== DATA SHOWN ==

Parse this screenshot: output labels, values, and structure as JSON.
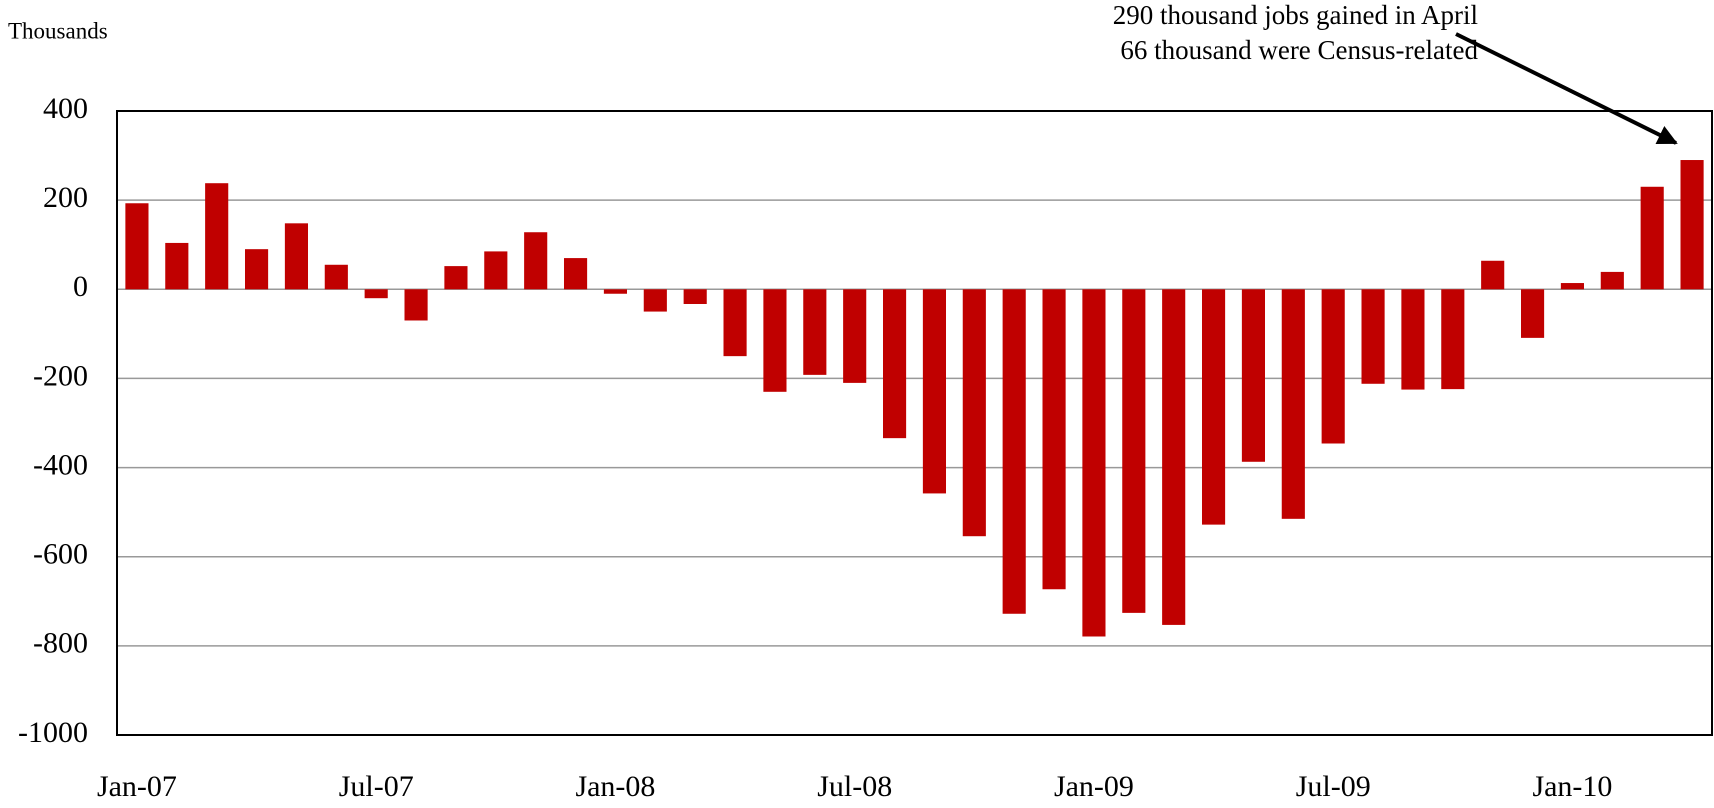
{
  "chart_data": {
    "type": "bar",
    "y_label": "Thousands",
    "annotation": [
      "290 thousand jobs gained in April",
      "66 thousand were Census-related"
    ],
    "categories": [
      "Jan-07",
      null,
      null,
      null,
      null,
      null,
      "Jul-07",
      null,
      null,
      null,
      null,
      null,
      "Jan-08",
      null,
      null,
      null,
      null,
      null,
      "Jul-08",
      null,
      null,
      null,
      null,
      null,
      "Jan-09",
      null,
      null,
      null,
      null,
      null,
      "Jul-09",
      null,
      null,
      null,
      null,
      null,
      "Jan-10",
      null,
      null,
      null
    ],
    "values": [
      193,
      104,
      238,
      90,
      148,
      55,
      -20,
      -70,
      52,
      85,
      128,
      70,
      -10,
      -50,
      -33,
      -150,
      -230,
      -192,
      -210,
      -334,
      -458,
      -554,
      -728,
      -673,
      -779,
      -726,
      -753,
      -528,
      -387,
      -515,
      -346,
      -212,
      -225,
      -224,
      64,
      -109,
      14,
      39,
      230,
      290
    ],
    "color": "#c00000",
    "ylim": [
      -1000,
      400
    ],
    "yticks": [
      -1000,
      -800,
      -600,
      -400,
      -200,
      0,
      200,
      400
    ],
    "grid": true
  }
}
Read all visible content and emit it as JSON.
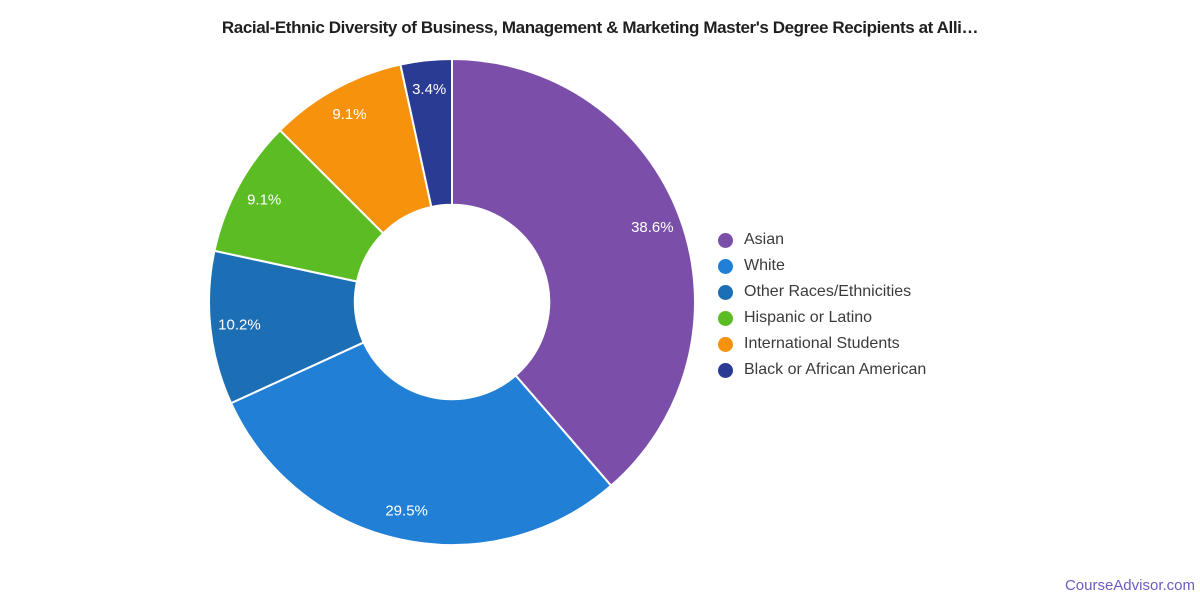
{
  "title": "Racial-Ethnic Diversity of Business, Management & Marketing Master's Degree Recipients at Alli…",
  "watermark": "CourseAdvisor.com",
  "colors": {
    "background": "#ffffff",
    "title_text": "#1f1f1f",
    "legend_text": "#3b3b3b",
    "watermark_text": "#6a5cc4",
    "slice_label_text": "#ffffff",
    "slice_divider": "#ffffff"
  },
  "chart_data": {
    "type": "pie",
    "subtype": "donut",
    "title": "Racial-Ethnic Diversity of Business, Management & Marketing Master's Degree Recipients at Alli…",
    "legend_position": "right",
    "start_angle_deg": 0,
    "direction": "clockwise",
    "inner_radius_ratio": 0.4,
    "label_radius_ratio": 0.88,
    "slices": [
      {
        "label": "Asian",
        "value": 38.6,
        "display": "38.6%",
        "color": "#7B4FA9"
      },
      {
        "label": "White",
        "value": 29.5,
        "display": "29.5%",
        "color": "#2180D6"
      },
      {
        "label": "Other Races/Ethnicities",
        "value": 10.2,
        "display": "10.2%",
        "color": "#1D6FB5"
      },
      {
        "label": "Hispanic or Latino",
        "value": 9.1,
        "display": "9.1%",
        "color": "#5BBD23"
      },
      {
        "label": "International Students",
        "value": 9.1,
        "display": "9.1%",
        "color": "#F7920D"
      },
      {
        "label": "Black or African American",
        "value": 3.4,
        "display": "3.4%",
        "color": "#2A3B93"
      }
    ]
  }
}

===

(PROBLEM TO WORK ON) Each line in the data that holds the string "ffffff" should be found and copied.

(EXERCISE RESULT)
    "background": "#ffffff",
    "slice_label_text": "#ffffff",
    "slice_divider": "#ffffff"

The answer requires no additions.